··· INPUT ROWS

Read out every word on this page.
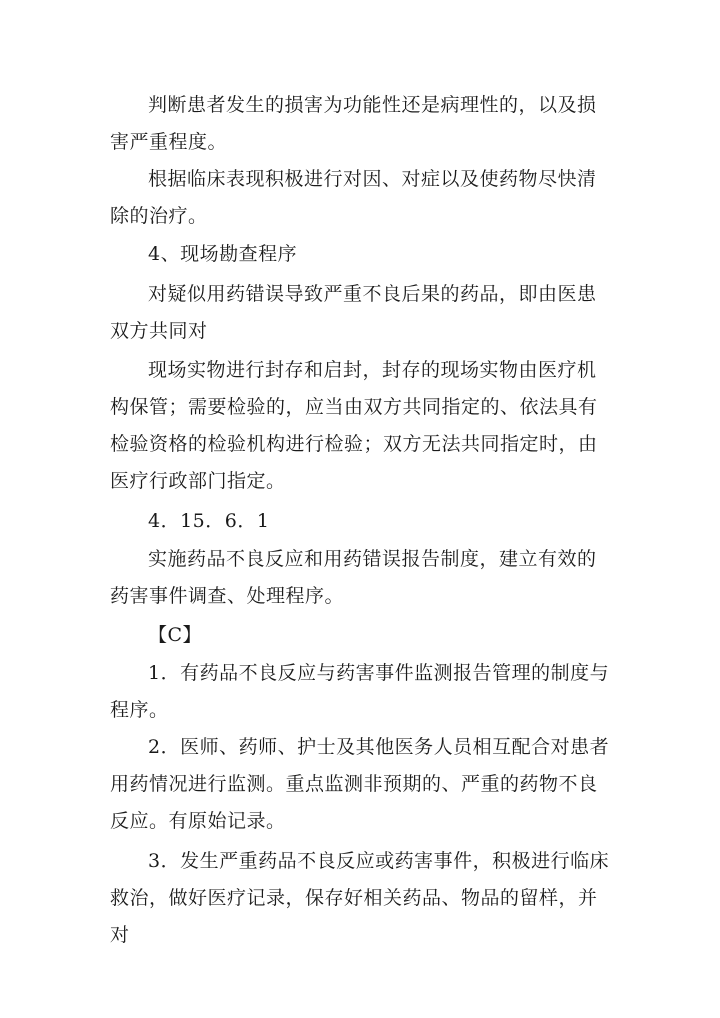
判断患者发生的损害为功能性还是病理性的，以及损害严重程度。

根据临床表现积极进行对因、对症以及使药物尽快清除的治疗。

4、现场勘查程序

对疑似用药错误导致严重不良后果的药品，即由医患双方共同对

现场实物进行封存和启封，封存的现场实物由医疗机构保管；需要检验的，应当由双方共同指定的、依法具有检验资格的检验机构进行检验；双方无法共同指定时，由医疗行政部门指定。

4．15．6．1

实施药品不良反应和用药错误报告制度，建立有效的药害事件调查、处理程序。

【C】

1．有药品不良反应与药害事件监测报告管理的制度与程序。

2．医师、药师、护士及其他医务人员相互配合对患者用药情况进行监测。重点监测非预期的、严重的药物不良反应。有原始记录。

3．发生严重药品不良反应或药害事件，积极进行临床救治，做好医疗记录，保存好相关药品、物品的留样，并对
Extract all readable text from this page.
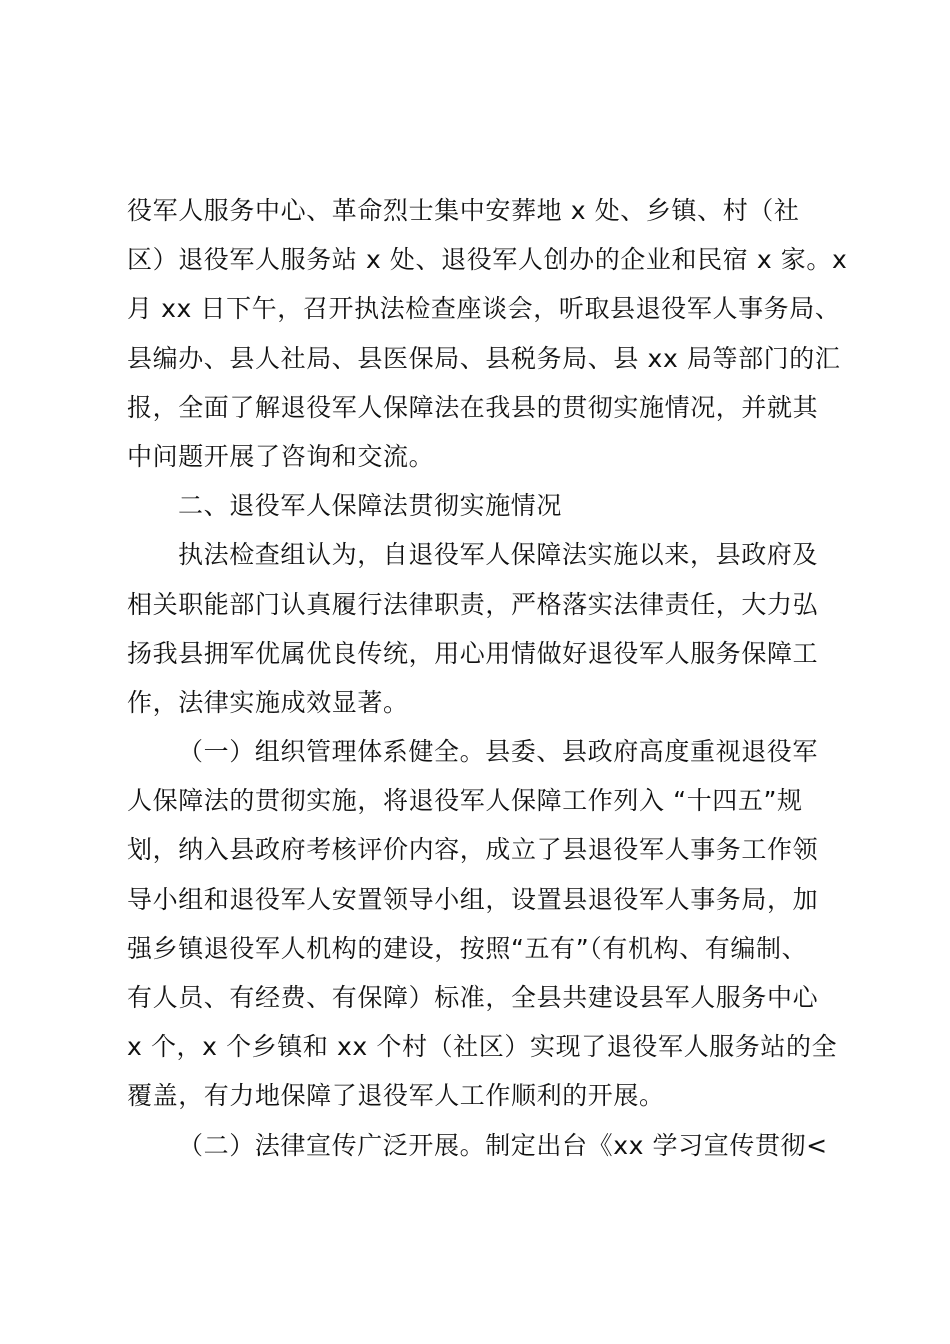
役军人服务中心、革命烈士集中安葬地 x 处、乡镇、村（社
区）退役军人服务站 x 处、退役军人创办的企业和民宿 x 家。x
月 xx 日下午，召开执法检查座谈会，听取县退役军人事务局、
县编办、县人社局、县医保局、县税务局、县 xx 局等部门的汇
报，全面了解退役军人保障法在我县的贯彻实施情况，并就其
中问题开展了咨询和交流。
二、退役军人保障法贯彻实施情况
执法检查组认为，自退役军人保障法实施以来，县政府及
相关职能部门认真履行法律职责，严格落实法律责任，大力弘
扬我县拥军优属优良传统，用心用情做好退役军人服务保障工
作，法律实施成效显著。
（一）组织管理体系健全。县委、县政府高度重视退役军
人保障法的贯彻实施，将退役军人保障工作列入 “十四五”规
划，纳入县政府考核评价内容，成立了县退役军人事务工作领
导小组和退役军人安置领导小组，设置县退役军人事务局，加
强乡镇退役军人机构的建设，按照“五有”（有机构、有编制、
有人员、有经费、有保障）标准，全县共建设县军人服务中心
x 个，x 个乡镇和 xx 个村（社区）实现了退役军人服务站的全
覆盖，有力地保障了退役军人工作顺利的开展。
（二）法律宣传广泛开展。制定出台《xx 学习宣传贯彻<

······

* [PROBLEM TO SOLVE] Give the data again exactly as written, with all pictures left out.

* [RIGHT ANSWER]
Read out every word on this page.
判断患者发生的损害为功能性还是病理性的，以及损害严重程度。

根据临床表现积极进行对因、对症以及使药物尽快清除的治疗。

4、现场勘查程序

对疑似用药错误导致严重不良后果的药品，即由医患双方共同对

现场实物进行封存和启封，封存的现场实物由医疗机构保管；需要检验的，应当由双方共同指定的、依法具有检验资格的检验机构进行检验；双方无法共同指定时，由医疗行政部门指定。

4．15．6．1

实施药品不良反应和用药错误报告制度，建立有效的药害事件调查、处理程序。

【C】

1．有药品不良反应与药害事件监测报告管理的制度与程序。

2．医师、药师、护士及其他医务人员相互配合对患者用药情况进行监测。重点监测非预期的、严重的药物不良反应。有原始记录。

3．发生严重药品不良反应或药害事件，积极进行临床救治，做好医疗记录，保存好相关药品、物品的留样，并对
Extract all readable text from this page.
役军人服务中心、革命烈士集中安葬地 x 处、乡镇、村（社
区）退役军人服务站 x 处、退役军人创办的企业和民宿 x 家。x
月 xx 日下午，召开执法检查座谈会，听取县退役军人事务局、
县编办、县人社局、县医保局、县税务局、县 xx 局等部门的汇
报，全面了解退役军人保障法在我县的贯彻实施情况，并就其
中问题开展了咨询和交流。
二、退役军人保障法贯彻实施情况
执法检查组认为，自退役军人保障法实施以来，县政府及
相关职能部门认真履行法律职责，严格落实法律责任，大力弘
扬我县拥军优属优良传统，用心用情做好退役军人服务保障工
作，法律实施成效显著。
（一）组织管理体系健全。县委、县政府高度重视退役军
人保障法的贯彻实施，将退役军人保障工作列入 “十四五”规
划，纳入县政府考核评价内容，成立了县退役军人事务工作领
导小组和退役军人安置领导小组，设置县退役军人事务局，加
强乡镇退役军人机构的建设，按照“五有”（有机构、有编制、
有人员、有经费、有保障）标准，全县共建设县军人服务中心
x 个，x 个乡镇和 xx 个村（社区）实现了退役军人服务站的全
覆盖，有力地保障了退役军人工作顺利的开展。
（二）法律宣传广泛开展。制定出台《xx 学习宣传贯彻<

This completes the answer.